◆ Records for the exercise ◆
● ● ● ● ●

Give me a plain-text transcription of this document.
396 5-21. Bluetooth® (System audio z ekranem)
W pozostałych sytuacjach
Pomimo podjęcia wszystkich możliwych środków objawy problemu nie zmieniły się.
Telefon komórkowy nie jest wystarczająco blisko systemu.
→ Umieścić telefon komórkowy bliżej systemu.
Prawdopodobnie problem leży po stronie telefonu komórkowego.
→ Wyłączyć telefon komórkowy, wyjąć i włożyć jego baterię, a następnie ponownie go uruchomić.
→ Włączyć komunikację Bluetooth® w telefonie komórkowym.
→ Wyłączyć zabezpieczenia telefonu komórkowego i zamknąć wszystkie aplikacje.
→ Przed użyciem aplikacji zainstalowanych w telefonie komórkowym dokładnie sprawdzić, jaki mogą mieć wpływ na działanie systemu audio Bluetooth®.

● ● ● ● ●

◆ Stated problem ◆
Select and copy every line from the records that includes the word "telefonie".

◆ Exercise answer ◆
→ Włączyć komunikację Bluetooth® w telefonie komórkowym.
→ Przed użyciem aplikacji zainstalowanych w telefonie komórkowym dokładnie sprawdzić, jaki mogą mieć wpływ na działanie systemu audio Bluetooth®.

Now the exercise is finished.